## TASK
Collect every line below that contains the word "Irdischen".

## INFORMATION GIVEN

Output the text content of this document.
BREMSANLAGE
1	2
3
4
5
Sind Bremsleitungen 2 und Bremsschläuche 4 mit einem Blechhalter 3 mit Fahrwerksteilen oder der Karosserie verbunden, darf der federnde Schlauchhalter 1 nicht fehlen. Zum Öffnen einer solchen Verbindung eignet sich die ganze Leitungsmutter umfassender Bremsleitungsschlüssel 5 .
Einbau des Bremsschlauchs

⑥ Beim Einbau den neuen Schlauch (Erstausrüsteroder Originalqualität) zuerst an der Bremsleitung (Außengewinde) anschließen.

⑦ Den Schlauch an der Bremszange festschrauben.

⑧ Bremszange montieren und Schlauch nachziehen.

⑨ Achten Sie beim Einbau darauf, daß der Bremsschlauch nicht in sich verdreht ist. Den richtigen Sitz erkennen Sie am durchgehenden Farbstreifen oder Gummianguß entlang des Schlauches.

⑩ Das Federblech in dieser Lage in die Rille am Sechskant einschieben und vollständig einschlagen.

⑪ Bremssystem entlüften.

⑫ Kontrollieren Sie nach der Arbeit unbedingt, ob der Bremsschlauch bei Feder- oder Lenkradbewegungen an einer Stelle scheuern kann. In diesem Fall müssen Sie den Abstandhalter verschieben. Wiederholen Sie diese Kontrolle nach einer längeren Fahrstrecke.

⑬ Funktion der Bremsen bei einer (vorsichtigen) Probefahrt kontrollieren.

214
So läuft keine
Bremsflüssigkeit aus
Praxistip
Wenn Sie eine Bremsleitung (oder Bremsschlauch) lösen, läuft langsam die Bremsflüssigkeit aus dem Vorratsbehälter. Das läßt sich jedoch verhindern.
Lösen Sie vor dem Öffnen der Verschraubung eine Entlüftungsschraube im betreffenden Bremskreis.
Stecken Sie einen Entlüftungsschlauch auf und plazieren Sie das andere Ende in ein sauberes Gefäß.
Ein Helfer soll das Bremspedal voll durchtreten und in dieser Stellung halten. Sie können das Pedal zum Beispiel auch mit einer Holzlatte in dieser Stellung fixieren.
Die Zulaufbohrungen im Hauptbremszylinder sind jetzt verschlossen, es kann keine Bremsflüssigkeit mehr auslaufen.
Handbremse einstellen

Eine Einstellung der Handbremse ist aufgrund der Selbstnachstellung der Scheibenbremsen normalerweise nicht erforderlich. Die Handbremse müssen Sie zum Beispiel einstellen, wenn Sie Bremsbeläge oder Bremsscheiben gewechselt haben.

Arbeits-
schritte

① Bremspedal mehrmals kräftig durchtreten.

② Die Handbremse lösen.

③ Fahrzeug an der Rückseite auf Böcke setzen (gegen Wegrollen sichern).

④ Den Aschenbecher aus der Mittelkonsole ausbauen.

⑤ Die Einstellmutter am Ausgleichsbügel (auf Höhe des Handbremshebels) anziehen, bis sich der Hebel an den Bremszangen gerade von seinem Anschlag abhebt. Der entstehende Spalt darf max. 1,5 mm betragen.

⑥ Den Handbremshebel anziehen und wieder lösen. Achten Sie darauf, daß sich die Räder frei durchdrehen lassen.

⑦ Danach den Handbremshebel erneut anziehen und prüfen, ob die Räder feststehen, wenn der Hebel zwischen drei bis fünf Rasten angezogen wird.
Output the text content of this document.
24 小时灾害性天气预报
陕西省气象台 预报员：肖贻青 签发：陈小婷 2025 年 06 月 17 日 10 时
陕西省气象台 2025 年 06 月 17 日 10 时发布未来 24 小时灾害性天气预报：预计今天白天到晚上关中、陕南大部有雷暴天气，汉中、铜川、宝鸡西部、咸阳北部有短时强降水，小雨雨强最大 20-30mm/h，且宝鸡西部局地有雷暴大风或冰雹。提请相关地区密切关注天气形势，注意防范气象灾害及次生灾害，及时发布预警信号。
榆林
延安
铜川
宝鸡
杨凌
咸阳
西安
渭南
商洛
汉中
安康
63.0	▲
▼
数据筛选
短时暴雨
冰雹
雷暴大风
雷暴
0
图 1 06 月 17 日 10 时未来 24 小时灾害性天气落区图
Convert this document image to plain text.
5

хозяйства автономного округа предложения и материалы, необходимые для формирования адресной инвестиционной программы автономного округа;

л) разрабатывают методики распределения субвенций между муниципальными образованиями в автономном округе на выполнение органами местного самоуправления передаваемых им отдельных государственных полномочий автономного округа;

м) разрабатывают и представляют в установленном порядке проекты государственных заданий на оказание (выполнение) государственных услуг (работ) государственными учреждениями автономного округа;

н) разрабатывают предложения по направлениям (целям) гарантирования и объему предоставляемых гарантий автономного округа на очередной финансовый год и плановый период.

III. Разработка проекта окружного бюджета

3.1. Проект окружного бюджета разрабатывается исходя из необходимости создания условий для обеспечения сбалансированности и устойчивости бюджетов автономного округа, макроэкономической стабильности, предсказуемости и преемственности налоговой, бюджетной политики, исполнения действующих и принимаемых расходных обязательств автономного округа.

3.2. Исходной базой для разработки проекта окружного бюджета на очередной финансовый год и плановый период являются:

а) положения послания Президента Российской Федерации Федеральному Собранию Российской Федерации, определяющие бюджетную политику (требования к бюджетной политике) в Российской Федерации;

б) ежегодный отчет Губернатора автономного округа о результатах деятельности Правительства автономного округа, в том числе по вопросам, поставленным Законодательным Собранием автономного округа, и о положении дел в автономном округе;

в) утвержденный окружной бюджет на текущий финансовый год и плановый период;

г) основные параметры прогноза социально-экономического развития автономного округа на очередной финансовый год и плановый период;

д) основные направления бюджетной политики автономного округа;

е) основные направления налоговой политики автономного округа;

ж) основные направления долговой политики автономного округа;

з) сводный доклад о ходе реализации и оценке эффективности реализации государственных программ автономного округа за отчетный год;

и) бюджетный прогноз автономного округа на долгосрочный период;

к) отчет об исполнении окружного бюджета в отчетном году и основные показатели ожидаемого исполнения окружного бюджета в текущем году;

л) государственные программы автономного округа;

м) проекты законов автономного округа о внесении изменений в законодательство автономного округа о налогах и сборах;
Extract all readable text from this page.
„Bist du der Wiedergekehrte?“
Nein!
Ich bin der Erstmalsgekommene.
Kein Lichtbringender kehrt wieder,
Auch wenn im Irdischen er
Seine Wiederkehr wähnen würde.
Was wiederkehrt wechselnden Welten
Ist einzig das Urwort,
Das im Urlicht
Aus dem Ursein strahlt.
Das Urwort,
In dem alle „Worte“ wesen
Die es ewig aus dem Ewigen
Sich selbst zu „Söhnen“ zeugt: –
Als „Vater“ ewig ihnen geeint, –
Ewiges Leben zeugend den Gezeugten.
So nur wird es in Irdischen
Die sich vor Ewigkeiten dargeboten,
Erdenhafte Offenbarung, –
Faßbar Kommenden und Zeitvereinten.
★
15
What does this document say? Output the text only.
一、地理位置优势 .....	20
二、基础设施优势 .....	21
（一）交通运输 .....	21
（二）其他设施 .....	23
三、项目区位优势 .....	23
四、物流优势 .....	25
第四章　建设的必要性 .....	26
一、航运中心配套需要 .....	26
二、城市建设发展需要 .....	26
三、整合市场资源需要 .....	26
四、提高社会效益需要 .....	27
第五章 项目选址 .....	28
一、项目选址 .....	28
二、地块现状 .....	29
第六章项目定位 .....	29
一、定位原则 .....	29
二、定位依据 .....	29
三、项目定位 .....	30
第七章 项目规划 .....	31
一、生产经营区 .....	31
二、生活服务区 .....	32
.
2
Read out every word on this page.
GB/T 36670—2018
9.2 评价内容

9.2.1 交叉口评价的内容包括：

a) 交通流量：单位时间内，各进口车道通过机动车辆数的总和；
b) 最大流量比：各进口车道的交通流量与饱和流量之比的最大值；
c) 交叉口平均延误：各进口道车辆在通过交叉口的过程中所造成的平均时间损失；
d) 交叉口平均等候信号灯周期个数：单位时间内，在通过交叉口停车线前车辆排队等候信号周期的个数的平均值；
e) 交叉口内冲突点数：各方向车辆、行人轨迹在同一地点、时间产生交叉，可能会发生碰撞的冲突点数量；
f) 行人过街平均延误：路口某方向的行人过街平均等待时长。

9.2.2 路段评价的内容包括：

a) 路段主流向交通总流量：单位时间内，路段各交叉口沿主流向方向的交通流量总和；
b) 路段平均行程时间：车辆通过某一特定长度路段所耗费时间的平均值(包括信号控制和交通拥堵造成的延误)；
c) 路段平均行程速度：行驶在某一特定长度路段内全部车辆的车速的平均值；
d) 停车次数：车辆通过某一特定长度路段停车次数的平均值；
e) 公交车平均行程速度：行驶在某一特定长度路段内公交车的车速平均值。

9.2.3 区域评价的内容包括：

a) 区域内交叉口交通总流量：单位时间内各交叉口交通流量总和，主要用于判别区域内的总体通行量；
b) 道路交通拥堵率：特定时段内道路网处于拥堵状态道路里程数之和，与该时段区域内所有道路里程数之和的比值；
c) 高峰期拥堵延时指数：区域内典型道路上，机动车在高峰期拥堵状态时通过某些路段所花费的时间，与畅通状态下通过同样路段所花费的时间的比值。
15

## RESULT
Auch wenn im Irdischen er
So nur wird es in Irdischen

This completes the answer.